Start
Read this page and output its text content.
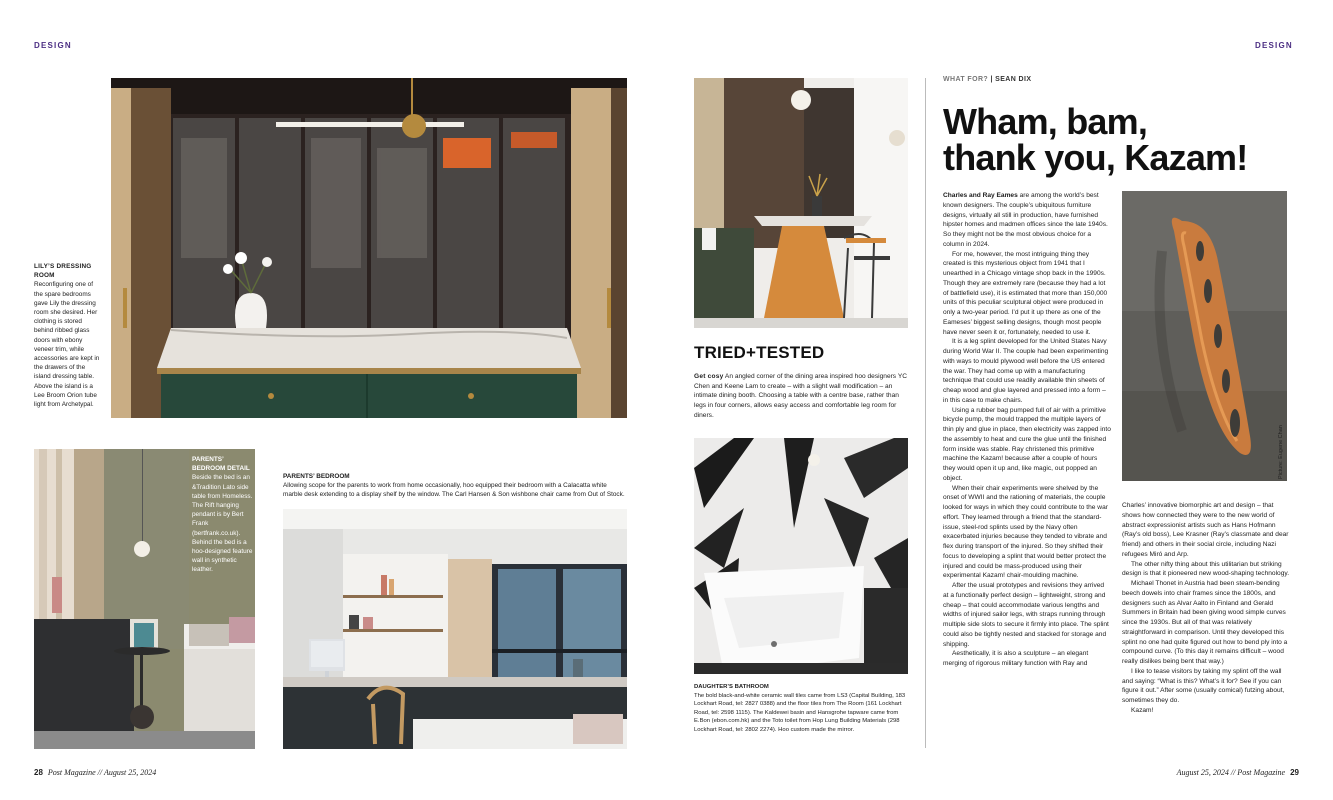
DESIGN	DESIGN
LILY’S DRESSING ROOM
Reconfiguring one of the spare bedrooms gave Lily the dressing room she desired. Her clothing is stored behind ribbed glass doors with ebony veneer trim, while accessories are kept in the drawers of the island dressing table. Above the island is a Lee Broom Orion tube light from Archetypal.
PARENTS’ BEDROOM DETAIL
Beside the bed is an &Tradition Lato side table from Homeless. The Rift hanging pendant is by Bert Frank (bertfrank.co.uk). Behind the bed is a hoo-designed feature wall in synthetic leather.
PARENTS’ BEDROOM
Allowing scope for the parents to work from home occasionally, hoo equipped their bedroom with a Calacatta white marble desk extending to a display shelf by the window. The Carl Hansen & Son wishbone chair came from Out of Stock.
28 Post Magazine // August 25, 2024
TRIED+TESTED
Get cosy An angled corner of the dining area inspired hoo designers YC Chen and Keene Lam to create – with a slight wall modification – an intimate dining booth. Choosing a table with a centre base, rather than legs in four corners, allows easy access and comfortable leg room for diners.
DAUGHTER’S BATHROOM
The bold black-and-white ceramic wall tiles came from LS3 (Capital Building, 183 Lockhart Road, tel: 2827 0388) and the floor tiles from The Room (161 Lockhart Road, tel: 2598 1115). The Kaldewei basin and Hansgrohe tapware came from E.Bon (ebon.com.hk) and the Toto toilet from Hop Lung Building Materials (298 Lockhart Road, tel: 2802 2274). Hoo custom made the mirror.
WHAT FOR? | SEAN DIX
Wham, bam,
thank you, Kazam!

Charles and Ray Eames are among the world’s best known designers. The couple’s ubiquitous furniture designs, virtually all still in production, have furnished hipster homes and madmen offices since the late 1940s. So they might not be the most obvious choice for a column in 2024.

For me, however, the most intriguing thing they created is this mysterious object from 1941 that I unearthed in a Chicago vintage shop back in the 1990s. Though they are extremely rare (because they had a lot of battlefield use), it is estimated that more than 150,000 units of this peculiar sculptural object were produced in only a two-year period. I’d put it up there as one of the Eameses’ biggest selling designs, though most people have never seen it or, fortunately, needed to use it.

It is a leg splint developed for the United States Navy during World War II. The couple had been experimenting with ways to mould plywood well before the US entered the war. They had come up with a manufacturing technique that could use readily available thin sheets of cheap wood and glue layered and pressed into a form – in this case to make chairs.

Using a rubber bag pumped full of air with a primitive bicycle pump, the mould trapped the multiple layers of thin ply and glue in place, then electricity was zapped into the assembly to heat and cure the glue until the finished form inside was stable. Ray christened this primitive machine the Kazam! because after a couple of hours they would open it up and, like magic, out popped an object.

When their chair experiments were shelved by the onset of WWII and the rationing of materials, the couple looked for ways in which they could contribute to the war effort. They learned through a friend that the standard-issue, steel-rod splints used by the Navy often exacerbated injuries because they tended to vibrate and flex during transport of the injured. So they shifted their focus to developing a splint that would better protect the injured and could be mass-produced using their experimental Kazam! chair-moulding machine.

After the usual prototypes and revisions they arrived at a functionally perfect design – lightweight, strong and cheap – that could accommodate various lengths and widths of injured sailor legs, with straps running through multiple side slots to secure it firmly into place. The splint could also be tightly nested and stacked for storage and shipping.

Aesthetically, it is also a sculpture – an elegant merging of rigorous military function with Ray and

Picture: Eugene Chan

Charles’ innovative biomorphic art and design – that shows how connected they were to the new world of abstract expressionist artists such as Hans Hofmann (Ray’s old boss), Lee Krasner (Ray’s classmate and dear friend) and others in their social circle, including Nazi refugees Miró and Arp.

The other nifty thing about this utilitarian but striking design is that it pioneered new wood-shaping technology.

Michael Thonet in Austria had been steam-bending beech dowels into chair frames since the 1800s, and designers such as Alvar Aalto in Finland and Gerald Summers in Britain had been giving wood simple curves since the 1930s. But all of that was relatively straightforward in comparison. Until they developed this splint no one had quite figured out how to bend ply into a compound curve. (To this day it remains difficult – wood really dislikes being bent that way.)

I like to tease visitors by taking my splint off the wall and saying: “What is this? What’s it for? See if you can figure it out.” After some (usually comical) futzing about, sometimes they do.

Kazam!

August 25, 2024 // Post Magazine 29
End
Exercise brief ->
Return all of the data exactly as written, and drop the pictures.

Result of the exercise ->
Read this page and output its text content.
DESIGN	DESIGN
LILY’S DRESSING ROOM
Reconfiguring one of the spare bedrooms gave Lily the dressing room she desired. Her clothing is stored behind ribbed glass doors with ebony veneer trim, while accessories are kept in the drawers of the island dressing table. Above the island is a Lee Broom Orion tube light from Archetypal.
PARENTS’ BEDROOM DETAIL
Beside the bed is an &Tradition Lato side table from Homeless. The Rift hanging pendant is by Bert Frank (bertfrank.co.uk). Behind the bed is a hoo-designed feature wall in synthetic leather.
PARENTS’ BEDROOM
Allowing scope for the parents to work from home occasionally, hoo equipped their bedroom with a Calacatta white marble desk extending to a display shelf by the window. The Carl Hansen & Son wishbone chair came from Out of Stock.
28 Post Magazine // August 25, 2024
TRIED+TESTED
Get cosy An angled corner of the dining area inspired hoo designers YC Chen and Keene Lam to create – with a slight wall modification – an intimate dining booth. Choosing a table with a centre base, rather than legs in four corners, allows easy access and comfortable leg room for diners.
DAUGHTER’S BATHROOM
The bold black-and-white ceramic wall tiles came from LS3 (Capital Building, 183 Lockhart Road, tel: 2827 0388) and the floor tiles from The Room (161 Lockhart Road, tel: 2598 1115). The Kaldewei basin and Hansgrohe tapware came from E.Bon (ebon.com.hk) and the Toto toilet from Hop Lung Building Materials (298 Lockhart Road, tel: 2802 2274). Hoo custom made the mirror.
WHAT FOR? | SEAN DIX
Wham, bam,
thank you, Kazam!

Charles and Ray Eames are among the world’s best known designers. The couple’s ubiquitous furniture designs, virtually all still in production, have furnished hipster homes and madmen offices since the late 1940s. So they might not be the most obvious choice for a column in 2024.

For me, however, the most intriguing thing they created is this mysterious object from 1941 that I unearthed in a Chicago vintage shop back in the 1990s. Though they are extremely rare (because they had a lot of battlefield use), it is estimated that more than 150,000 units of this peculiar sculptural object were produced in only a two-year period. I’d put it up there as one of the Eameses’ biggest selling designs, though most people have never seen it or, fortunately, needed to use it.

It is a leg splint developed for the United States Navy during World War II. The couple had been experimenting with ways to mould plywood well before the US entered the war. They had come up with a manufacturing technique that could use readily available thin sheets of cheap wood and glue layered and pressed into a form – in this case to make chairs.

Using a rubber bag pumped full of air with a primitive bicycle pump, the mould trapped the multiple layers of thin ply and glue in place, then electricity was zapped into the assembly to heat and cure the glue until the finished form inside was stable. Ray christened this primitive machine the Kazam! because after a couple of hours they would open it up and, like magic, out popped an object.

When their chair experiments were shelved by the onset of WWII and the rationing of materials, the couple looked for ways in which they could contribute to the war effort. They learned through a friend that the standard-issue, steel-rod splints used by the Navy often exacerbated injuries because they tended to vibrate and flex during transport of the injured. So they shifted their focus to developing a splint that would better protect the injured and could be mass-produced using their experimental Kazam! chair-moulding machine.

After the usual prototypes and revisions they arrived at a functionally perfect design – lightweight, strong and cheap – that could accommodate various lengths and widths of injured sailor legs, with straps running through multiple side slots to secure it firmly into place. The splint could also be tightly nested and stacked for storage and shipping.

Aesthetically, it is also a sculpture – an elegant merging of rigorous military function with Ray and

Picture: Eugene Chan

Charles’ innovative biomorphic art and design – that shows how connected they were to the new world of abstract expressionist artists such as Hans Hofmann (Ray’s old boss), Lee Krasner (Ray’s classmate and dear friend) and others in their social circle, including Nazi refugees Miró and Arp.

The other nifty thing about this utilitarian but striking design is that it pioneered new wood-shaping technology.

Michael Thonet in Austria had been steam-bending beech dowels into chair frames since the 1800s, and designers such as Alvar Aalto in Finland and Gerald Summers in Britain had been giving wood simple curves since the 1930s. But all of that was relatively straightforward in comparison. Until they developed this splint no one had quite figured out how to bend ply into a compound curve. (To this day it remains difficult – wood really dislikes being bent that way.)

I like to tease visitors by taking my splint off the wall and saying: “What is this? What’s it for? See if you can figure it out.” After some (usually comical) futzing about, sometimes they do.

Kazam!

August 25, 2024 // Post Magazine 29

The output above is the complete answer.